### TASK BRIEF
Every line below that mentions the word "this" should be copied out.

:::::

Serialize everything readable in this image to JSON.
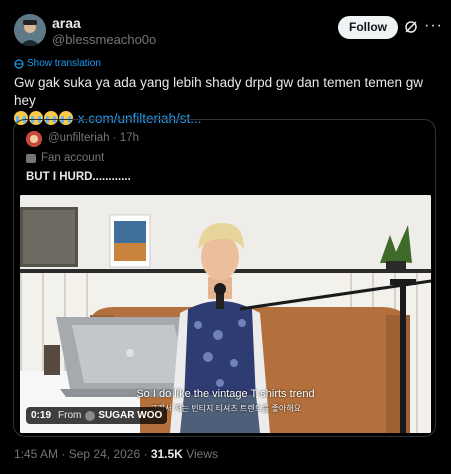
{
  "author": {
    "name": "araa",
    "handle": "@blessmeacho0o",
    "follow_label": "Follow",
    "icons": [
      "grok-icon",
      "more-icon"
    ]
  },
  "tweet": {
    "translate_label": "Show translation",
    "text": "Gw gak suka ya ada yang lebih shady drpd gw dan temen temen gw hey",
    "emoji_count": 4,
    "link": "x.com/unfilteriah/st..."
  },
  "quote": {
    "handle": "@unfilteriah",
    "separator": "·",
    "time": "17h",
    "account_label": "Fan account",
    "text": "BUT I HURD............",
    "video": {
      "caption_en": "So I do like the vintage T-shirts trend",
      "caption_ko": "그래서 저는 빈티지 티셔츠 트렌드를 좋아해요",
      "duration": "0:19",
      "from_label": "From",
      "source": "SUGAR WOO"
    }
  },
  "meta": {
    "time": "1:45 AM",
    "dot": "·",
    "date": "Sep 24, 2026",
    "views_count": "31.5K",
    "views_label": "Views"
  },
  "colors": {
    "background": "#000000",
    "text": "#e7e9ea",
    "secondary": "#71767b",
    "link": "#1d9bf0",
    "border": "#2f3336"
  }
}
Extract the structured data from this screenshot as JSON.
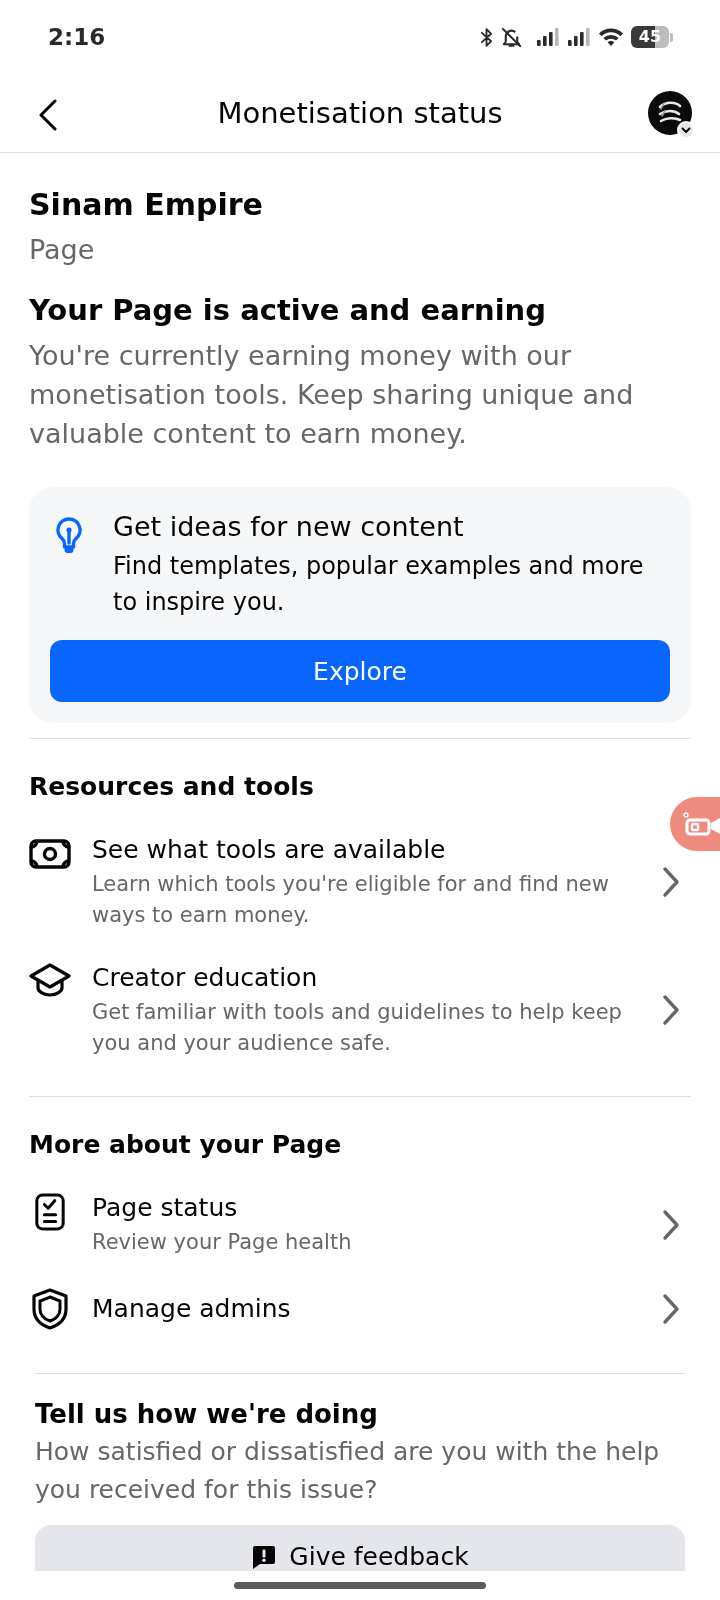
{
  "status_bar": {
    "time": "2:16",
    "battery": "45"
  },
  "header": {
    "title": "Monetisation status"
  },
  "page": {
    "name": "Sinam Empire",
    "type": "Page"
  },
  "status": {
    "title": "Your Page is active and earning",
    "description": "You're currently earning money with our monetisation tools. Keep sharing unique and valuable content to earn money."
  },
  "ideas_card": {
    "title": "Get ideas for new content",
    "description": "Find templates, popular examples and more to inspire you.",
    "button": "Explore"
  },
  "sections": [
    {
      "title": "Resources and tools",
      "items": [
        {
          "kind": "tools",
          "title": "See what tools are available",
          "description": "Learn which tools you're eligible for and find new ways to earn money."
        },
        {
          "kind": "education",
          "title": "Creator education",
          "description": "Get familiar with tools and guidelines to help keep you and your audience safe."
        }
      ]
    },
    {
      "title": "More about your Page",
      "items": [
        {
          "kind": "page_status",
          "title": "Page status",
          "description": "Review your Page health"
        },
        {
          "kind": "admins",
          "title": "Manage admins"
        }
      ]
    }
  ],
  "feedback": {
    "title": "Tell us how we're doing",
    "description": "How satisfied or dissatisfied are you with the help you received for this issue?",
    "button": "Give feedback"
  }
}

:::::

### THE SOLUTION
Serialize everything readable in this image to JSON.
Extract the structured data from this screenshot as JSON.
    "description": "How satisfied or dissatisfied are you with the help you received for this issue?",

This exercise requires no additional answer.